_WHAT IS ASKED:_
Reproduce each line exactly. Skip none.

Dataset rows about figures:
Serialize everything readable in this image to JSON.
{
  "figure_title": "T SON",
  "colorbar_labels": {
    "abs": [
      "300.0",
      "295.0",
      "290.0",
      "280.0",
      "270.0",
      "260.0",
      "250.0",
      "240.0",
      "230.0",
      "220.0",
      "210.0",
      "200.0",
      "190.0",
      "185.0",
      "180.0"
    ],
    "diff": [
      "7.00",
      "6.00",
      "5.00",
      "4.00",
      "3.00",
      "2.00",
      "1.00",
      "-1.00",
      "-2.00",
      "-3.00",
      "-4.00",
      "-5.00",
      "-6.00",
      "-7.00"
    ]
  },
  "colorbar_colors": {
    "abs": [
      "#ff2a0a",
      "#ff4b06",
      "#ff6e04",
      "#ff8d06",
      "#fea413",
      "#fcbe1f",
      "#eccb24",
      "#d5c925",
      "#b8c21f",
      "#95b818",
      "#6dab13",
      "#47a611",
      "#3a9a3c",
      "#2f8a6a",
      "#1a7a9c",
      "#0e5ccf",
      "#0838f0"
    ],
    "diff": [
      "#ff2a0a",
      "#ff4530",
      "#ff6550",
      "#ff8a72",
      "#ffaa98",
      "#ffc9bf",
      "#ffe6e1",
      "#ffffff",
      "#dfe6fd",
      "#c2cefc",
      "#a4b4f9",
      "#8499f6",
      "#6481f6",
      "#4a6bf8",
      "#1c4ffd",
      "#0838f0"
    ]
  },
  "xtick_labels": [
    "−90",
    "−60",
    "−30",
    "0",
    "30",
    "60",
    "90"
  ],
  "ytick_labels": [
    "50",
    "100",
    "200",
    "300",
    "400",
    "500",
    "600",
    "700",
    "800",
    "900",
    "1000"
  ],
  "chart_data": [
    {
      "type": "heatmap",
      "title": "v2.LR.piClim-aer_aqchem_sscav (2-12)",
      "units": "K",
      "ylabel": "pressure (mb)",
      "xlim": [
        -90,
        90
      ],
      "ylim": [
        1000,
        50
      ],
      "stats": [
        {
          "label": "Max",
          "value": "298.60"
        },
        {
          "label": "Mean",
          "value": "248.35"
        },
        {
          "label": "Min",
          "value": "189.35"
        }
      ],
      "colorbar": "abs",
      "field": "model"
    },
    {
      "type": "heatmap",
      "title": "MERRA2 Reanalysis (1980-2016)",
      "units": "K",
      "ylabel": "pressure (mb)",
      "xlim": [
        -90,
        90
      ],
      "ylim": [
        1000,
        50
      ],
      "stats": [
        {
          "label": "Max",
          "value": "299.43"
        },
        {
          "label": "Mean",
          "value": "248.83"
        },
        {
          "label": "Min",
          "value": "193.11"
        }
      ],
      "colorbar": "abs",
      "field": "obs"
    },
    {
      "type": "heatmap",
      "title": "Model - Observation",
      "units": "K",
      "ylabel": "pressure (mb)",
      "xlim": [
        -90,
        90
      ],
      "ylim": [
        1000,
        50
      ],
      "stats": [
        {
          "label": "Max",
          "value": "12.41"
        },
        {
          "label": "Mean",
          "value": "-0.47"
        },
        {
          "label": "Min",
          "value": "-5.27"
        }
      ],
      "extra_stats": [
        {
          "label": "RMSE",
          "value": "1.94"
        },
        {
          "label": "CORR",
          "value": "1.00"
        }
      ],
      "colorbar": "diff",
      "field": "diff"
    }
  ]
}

_COMPLETE OUTPUT:_
Serialize everything readable in this image to JSON.
{
  "figure_title": "T SON",
  "colorbar_labels": {
    "abs": [
      "300.0",
      "295.0",
      "290.0",
      "280.0",
      "270.0",
      "260.0",
      "250.0",
      "240.0",
      "230.0",
      "220.0",
      "210.0",
      "200.0",
      "190.0",
      "185.0",
      "180.0"
    ],
    "diff": [
      "7.00",
      "6.00",
      "5.00",
      "4.00",
      "3.00",
      "2.00",
      "1.00",
      "-1.00",
      "-2.00",
      "-3.00",
      "-4.00",
      "-5.00",
      "-6.00",
      "-7.00"
    ]
  },
  "colorbar_colors": {
    "abs": [
      "#ff2a0a",
      "#ff4b06",
      "#ff6e04",
      "#ff8d06",
      "#fea413",
      "#fcbe1f",
      "#eccb24",
      "#d5c925",
      "#b8c21f",
      "#95b818",
      "#6dab13",
      "#47a611",
      "#3a9a3c",
      "#2f8a6a",
      "#1a7a9c",
      "#0e5ccf",
      "#0838f0"
    ],
    "diff": [
      "#ff2a0a",
      "#ff4530",
      "#ff6550",
      "#ff8a72",
      "#ffaa98",
      "#ffc9bf",
      "#ffe6e1",
      "#ffffff",
      "#dfe6fd",
      "#c2cefc",
      "#a4b4f9",
      "#8499f6",
      "#6481f6",
      "#4a6bf8",
      "#1c4ffd",
      "#0838f0"
    ]
  },
  "xtick_labels": [
    "−90",
    "−60",
    "−30",
    "0",
    "30",
    "60",
    "90"
  ],
  "ytick_labels": [
    "50",
    "100",
    "200",
    "300",
    "400",
    "500",
    "600",
    "700",
    "800",
    "900",
    "1000"
  ],
  "chart_data": [
    {
      "type": "heatmap",
      "title": "v2.LR.piClim-aer_aqchem_sscav (2-12)",
      "units": "K",
      "ylabel": "pressure (mb)",
      "xlim": [
        -90,
        90
      ],
      "ylim": [
        1000,
        50
      ],
      "stats": [
        {
          "label": "Max",
          "value": "298.60"
        },
        {
          "label": "Mean",
          "value": "248.35"
        },
        {
          "label": "Min",
          "value": "189.35"
        }
      ],
      "colorbar": "abs",
      "field": "model"
    },
    {
      "type": "heatmap",
      "title": "MERRA2 Reanalysis (1980-2016)",
      "units": "K",
      "ylabel": "pressure (mb)",
      "xlim": [
        -90,
        90
      ],
      "ylim": [
        1000,
        50
      ],
      "stats": [
        {
          "label": "Max",
          "value": "299.43"
        },
        {
          "label": "Mean",
          "value": "248.83"
        },
        {
          "label": "Min",
          "value": "193.11"
        }
      ],
      "colorbar": "abs",
      "field": "obs"
    },
    {
      "type": "heatmap",
      "title": "Model - Observation",
      "units": "K",
      "ylabel": "pressure (mb)",
      "xlim": [
        -90,
        90
      ],
      "ylim": [
        1000,
        50
      ],
      "stats": [
        {
          "label": "Max",
          "value": "12.41"
        },
        {
          "label": "Mean",
          "value": "-0.47"
        },
        {
          "label": "Min",
          "value": "-5.27"
        }
      ],
      "extra_stats": [
        {
          "label": "RMSE",
          "value": "1.94"
        },
        {
          "label": "CORR",
          "value": "1.00"
        }
      ],
      "colorbar": "diff",
      "field": "diff"
    }
  ]
}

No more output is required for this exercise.